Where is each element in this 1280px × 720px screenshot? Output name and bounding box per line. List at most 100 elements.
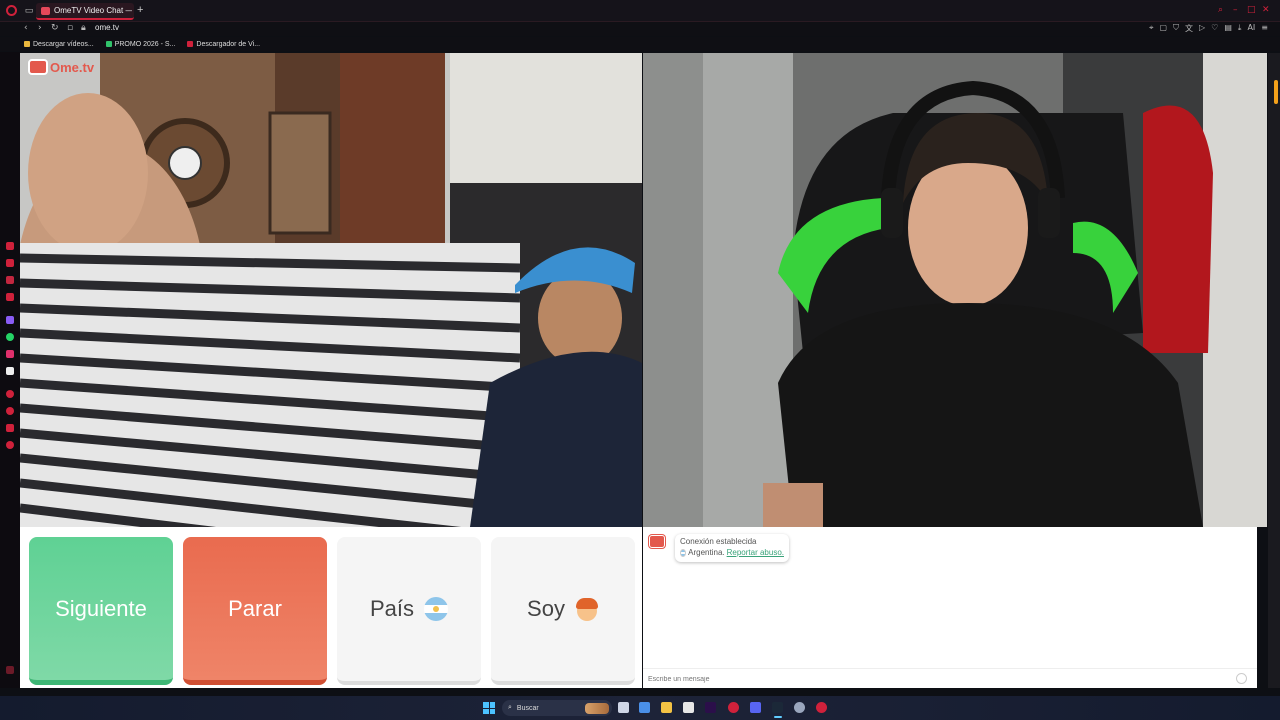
- search-highlight-icon: [585, 702, 609, 714]
- steam-icon[interactable]: [772, 702, 783, 713]
- workspaces-icon[interactable]: ▭: [24, 6, 34, 16]
- page-scrollbar[interactable]: [1268, 53, 1280, 688]
- bookmark-label: Descargar vídeos...: [33, 40, 94, 48]
- stranger-video: Ome.tv: [20, 53, 642, 527]
- bookmark-favicon-icon: [105, 41, 112, 47]
- country-button[interactable]: País: [337, 537, 481, 685]
- boy-emoji-icon: [575, 597, 599, 621]
- play-icon[interactable]: ▷: [1199, 23, 1205, 34]
- self-video: [643, 53, 1267, 527]
- minimize-icon[interactable]: –: [1233, 5, 1238, 15]
- gender-button-label: Soy: [527, 596, 565, 621]
- translate-icon[interactable]: 文: [1185, 23, 1193, 34]
- argentina-flag-icon: [424, 597, 449, 621]
- new-tab-button[interactable]: +: [137, 4, 143, 16]
- premiere-icon[interactable]: [705, 702, 716, 713]
- ometv-avatar-icon: [649, 535, 665, 548]
- bookmark-label: Descargador de Vi...: [196, 40, 261, 48]
- country-button-label: País: [369, 596, 415, 621]
- opera-logo-icon[interactable]: [6, 5, 17, 16]
- screen: ▭ OmeTV Video Chat — C + ⌕ – □ ✕ ‹ › ↻ ▫…: [0, 0, 1280, 720]
- bookmarks-bar: Descargar vídeos... PROMO 2026 - S... De…: [0, 37, 1280, 51]
- history-icon[interactable]: [6, 407, 14, 415]
- self-video-scene: [643, 53, 1267, 527]
- page-scrollbar-thumb[interactable]: [1274, 80, 1278, 104]
- control-panel: Siguiente Parar País Soy: [20, 527, 642, 688]
- report-abuse-link[interactable]: Reportar abuso.: [727, 548, 784, 557]
- emoji-icon[interactable]: [1236, 673, 1247, 684]
- stranger-video-scene: [20, 53, 642, 527]
- x-icon[interactable]: [6, 367, 14, 375]
- bookmarks-icon[interactable]: [6, 424, 14, 432]
- pin-icon[interactable]: ⌖: [1149, 23, 1154, 34]
- shield-icon[interactable]: ⛉: [1173, 23, 1179, 34]
- bookmark-favicon-icon: [24, 41, 30, 47]
- system-message: Conexión establecida Argentina. Reportar…: [675, 534, 789, 562]
- ometv-logo-text: Ome.tv: [50, 59, 95, 75]
- menu-icon[interactable]: ≡: [1261, 23, 1268, 34]
- stranger-country: Argentina.: [688, 548, 725, 557]
- heart-icon[interactable]: ♡: [1211, 23, 1218, 34]
- reload-icon[interactable]: ↻: [51, 23, 59, 33]
- bookmark-item[interactable]: Descargador de Vi...: [187, 37, 260, 51]
- obs-icon[interactable]: [794, 702, 805, 713]
- search-icon: ⌕: [508, 704, 512, 711]
- forward-icon[interactable]: ›: [38, 23, 42, 33]
- snapshot-icon[interactable]: ▢: [1159, 23, 1167, 34]
- bookmark-item[interactable]: PROMO 2026 - S...: [105, 37, 176, 51]
- stop-button-label: Parar: [228, 595, 282, 621]
- chat-icon[interactable]: [6, 293, 14, 301]
- twitch-icon[interactable]: [6, 316, 14, 324]
- whatsapp-icon[interactable]: [6, 333, 14, 341]
- back-icon[interactable]: ‹: [24, 23, 28, 33]
- tab-title: OmeTV Video Chat — C: [54, 6, 132, 15]
- argentina-mini-flag-icon: [680, 548, 687, 557]
- feed-icon[interactable]: [6, 259, 14, 267]
- download-icon[interactable]: ⤓: [1238, 23, 1242, 34]
- stranger-country-line: Argentina. Reportar abuso.: [680, 548, 784, 557]
- start-icon[interactable]: [483, 702, 495, 714]
- browser-sidebar: [0, 52, 20, 688]
- discord-icon[interactable]: [750, 702, 761, 713]
- active-app-indicator: [774, 716, 782, 718]
- browser-tab-strip: ▭ OmeTV Video Chat — C + ⌕ – □ ✕: [0, 0, 1280, 22]
- opera-gx-icon[interactable]: [728, 702, 739, 713]
- notepad-icon[interactable]: [683, 702, 694, 713]
- bookmark-item[interactable]: Descargar vídeos...: [24, 37, 94, 51]
- address-bar: ‹ › ↻ ▫ 🔒︎ ome.tv ⌖ ▢ ⛉ 文 ▷ ♡ ▤ ⤓ AI ≡: [0, 22, 1280, 36]
- aria-icon[interactable]: [6, 242, 14, 250]
- maximize-icon[interactable]: □: [1247, 5, 1256, 15]
- next-button[interactable]: Siguiente: [29, 537, 173, 685]
- wallet-icon[interactable]: ▤: [1224, 23, 1232, 34]
- camera-icon[interactable]: ▫: [67, 23, 73, 33]
- messenger-icon[interactable]: [6, 276, 14, 284]
- widgets-icon[interactable]: [639, 702, 650, 713]
- instagram-icon[interactable]: [6, 350, 14, 358]
- task-view-icon[interactable]: [618, 702, 629, 713]
- ometv-logo: Ome.tv: [28, 59, 94, 75]
- lock-icon[interactable]: 🔒︎: [81, 23, 86, 33]
- next-button-label: Siguiente: [55, 595, 147, 621]
- tab-favicon-icon: [41, 7, 50, 15]
- gender-button[interactable]: Soy: [491, 537, 635, 685]
- tab-ometv[interactable]: OmeTV Video Chat — C: [36, 3, 134, 20]
- file-explorer-icon[interactable]: [661, 702, 672, 713]
- connection-status: Conexión establecida: [680, 537, 757, 546]
- taskbar-search-label: Buscar: [516, 704, 539, 712]
- close-icon[interactable]: ✕: [1262, 5, 1270, 15]
- settings-icon[interactable]: [6, 441, 14, 449]
- message-input[interactable]: [648, 673, 1228, 685]
- ometv-logo-icon: [28, 59, 48, 75]
- ai-button[interactable]: AI: [1247, 23, 1255, 34]
- toolbar-right: ⌖ ▢ ⛉ 文 ▷ ♡ ▤ ⤓ AI ≡: [1149, 23, 1268, 34]
- taskbar-search[interactable]: ⌕ Buscar: [502, 700, 612, 716]
- bookmark-label: PROMO 2026 - S...: [114, 40, 176, 48]
- chat-panel: Conexión establecida Argentina. Reportar…: [643, 527, 1257, 688]
- windows-taskbar: ⌕ Buscar: [0, 696, 1280, 720]
- opera-icon[interactable]: [816, 702, 827, 713]
- url-field[interactable]: ome.tv: [95, 23, 119, 32]
- stop-button[interactable]: Parar: [183, 537, 327, 685]
- more-icon[interactable]: [6, 666, 14, 674]
- search-tabs-icon[interactable]: ⌕: [1218, 5, 1223, 15]
- music-icon[interactable]: [6, 390, 14, 398]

Exercise instructions » Pull out every row above word for word, one per line, and leave the picture out of your answer.

Full solution »
Where is each element in this 1280px × 720px screenshot? Output name and bounding box per line. List at most 100 elements.
- search-highlight-icon: [585, 702, 609, 714]
- steam-icon[interactable]: [772, 702, 783, 713]
- workspaces-icon[interactable]: ▭: [24, 6, 34, 16]
- page-scrollbar[interactable]: [1268, 53, 1280, 688]
- bookmark-label: Descargar vídeos...: [33, 40, 94, 48]
- stranger-video: Ome.tv: [20, 53, 642, 527]
- bookmark-favicon-icon: [105, 41, 112, 47]
- country-button[interactable]: País: [337, 537, 481, 685]
- boy-emoji-icon: [575, 597, 599, 621]
- play-icon[interactable]: ▷: [1199, 23, 1205, 34]
- self-video: [643, 53, 1267, 527]
- minimize-icon[interactable]: –: [1233, 5, 1238, 15]
- gender-button-label: Soy: [527, 596, 565, 621]
- translate-icon[interactable]: 文: [1185, 23, 1193, 34]
- argentina-flag-icon: [424, 597, 449, 621]
- new-tab-button[interactable]: +: [137, 4, 143, 16]
- premiere-icon[interactable]: [705, 702, 716, 713]
- ometv-avatar-icon: [649, 535, 665, 548]
- bookmark-label: Descargador de Vi...: [196, 40, 261, 48]
- country-button-label: País: [369, 596, 415, 621]
- opera-logo-icon[interactable]: [6, 5, 17, 16]
- screen: ▭ OmeTV Video Chat — C + ⌕ – □ ✕ ‹ › ↻ ▫…: [0, 0, 1280, 720]
- bookmarks-bar: Descargar vídeos... PROMO 2026 - S... De…: [0, 37, 1280, 51]
- history-icon[interactable]: [6, 407, 14, 415]
- self-video-scene: [643, 53, 1267, 527]
- page-scrollbar-thumb[interactable]: [1274, 80, 1278, 104]
- control-panel: Siguiente Parar País Soy: [20, 527, 642, 688]
- report-abuse-link[interactable]: Reportar abuso.: [727, 548, 784, 557]
- emoji-icon[interactable]: [1236, 673, 1247, 684]
- stranger-video-scene: [20, 53, 642, 527]
- x-icon[interactable]: [6, 367, 14, 375]
- bookmarks-icon[interactable]: [6, 424, 14, 432]
- pin-icon[interactable]: ⌖: [1149, 23, 1154, 34]
- shield-icon[interactable]: ⛉: [1173, 23, 1179, 34]
- bookmark-favicon-icon: [24, 41, 30, 47]
- system-message: Conexión establecida Argentina. Reportar…: [675, 534, 789, 562]
- ometv-logo-text: Ome.tv: [50, 59, 95, 75]
- menu-icon[interactable]: ≡: [1261, 23, 1268, 34]
- stranger-country: Argentina.: [688, 548, 725, 557]
- heart-icon[interactable]: ♡: [1211, 23, 1218, 34]
- reload-icon[interactable]: ↻: [51, 23, 59, 33]
- bookmark-item[interactable]: Descargador de Vi...: [187, 37, 260, 51]
- obs-icon[interactable]: [794, 702, 805, 713]
- search-icon: ⌕: [508, 704, 512, 711]
- forward-icon[interactable]: ›: [38, 23, 42, 33]
- snapshot-icon[interactable]: ▢: [1159, 23, 1167, 34]
- bookmark-item[interactable]: PROMO 2026 - S...: [105, 37, 176, 51]
- stop-button-label: Parar: [228, 595, 282, 621]
- chat-icon[interactable]: [6, 293, 14, 301]
- twitch-icon[interactable]: [6, 316, 14, 324]
- whatsapp-icon[interactable]: [6, 333, 14, 341]
- back-icon[interactable]: ‹: [24, 23, 28, 33]
- tab-title: OmeTV Video Chat — C: [54, 6, 132, 15]
- argentina-mini-flag-icon: [680, 548, 687, 557]
- feed-icon[interactable]: [6, 259, 14, 267]
- download-icon[interactable]: ⤓: [1238, 23, 1242, 34]
- stranger-country-line: Argentina. Reportar abuso.: [680, 548, 784, 557]
- start-icon[interactable]: [483, 702, 495, 714]
- browser-sidebar: [0, 52, 20, 688]
- discord-icon[interactable]: [750, 702, 761, 713]
- active-app-indicator: [774, 716, 782, 718]
- browser-tab-strip: ▭ OmeTV Video Chat — C + ⌕ – □ ✕: [0, 0, 1280, 22]
- opera-gx-icon[interactable]: [728, 702, 739, 713]
- notepad-icon[interactable]: [683, 702, 694, 713]
- bookmark-item[interactable]: Descargar vídeos...: [24, 37, 94, 51]
- address-bar: ‹ › ↻ ▫ 🔒︎ ome.tv ⌖ ▢ ⛉ 文 ▷ ♡ ▤ ⤓ AI ≡: [0, 22, 1280, 36]
- aria-icon[interactable]: [6, 242, 14, 250]
- maximize-icon[interactable]: □: [1247, 5, 1256, 15]
- next-button[interactable]: Siguiente: [29, 537, 173, 685]
- wallet-icon[interactable]: ▤: [1224, 23, 1232, 34]
- camera-icon[interactable]: ▫: [67, 23, 73, 33]
- messenger-icon[interactable]: [6, 276, 14, 284]
- widgets-icon[interactable]: [639, 702, 650, 713]
- instagram-icon[interactable]: [6, 350, 14, 358]
- task-view-icon[interactable]: [618, 702, 629, 713]
- ometv-logo: Ome.tv: [28, 59, 94, 75]
- lock-icon[interactable]: 🔒︎: [81, 23, 86, 33]
- next-button-label: Siguiente: [55, 595, 147, 621]
- tab-favicon-icon: [41, 7, 50, 15]
- gender-button[interactable]: Soy: [491, 537, 635, 685]
- tab-ometv[interactable]: OmeTV Video Chat — C: [36, 3, 134, 20]
- file-explorer-icon[interactable]: [661, 702, 672, 713]
- connection-status: Conexión establecida: [680, 537, 757, 546]
- taskbar-search-label: Buscar: [516, 704, 539, 712]
- close-icon[interactable]: ✕: [1262, 5, 1270, 15]
- settings-icon[interactable]: [6, 441, 14, 449]
- message-input[interactable]: [648, 673, 1228, 685]
- ometv-logo-icon: [28, 59, 48, 75]
- ai-button[interactable]: AI: [1247, 23, 1255, 34]
- toolbar-right: ⌖ ▢ ⛉ 文 ▷ ♡ ▤ ⤓ AI ≡: [1149, 23, 1268, 34]
- taskbar-search[interactable]: ⌕ Buscar: [502, 700, 612, 716]
- bookmark-label: PROMO 2026 - S...: [114, 40, 176, 48]
- chat-panel: Conexión establecida Argentina. Reportar…: [643, 527, 1257, 688]
- windows-taskbar: ⌕ Buscar: [0, 696, 1280, 720]
- opera-icon[interactable]: [816, 702, 827, 713]
- url-field[interactable]: ome.tv: [95, 23, 119, 32]
- stop-button[interactable]: Parar: [183, 537, 327, 685]
- more-icon[interactable]: [6, 666, 14, 674]
- search-tabs-icon[interactable]: ⌕: [1218, 5, 1223, 15]
- music-icon[interactable]: [6, 390, 14, 398]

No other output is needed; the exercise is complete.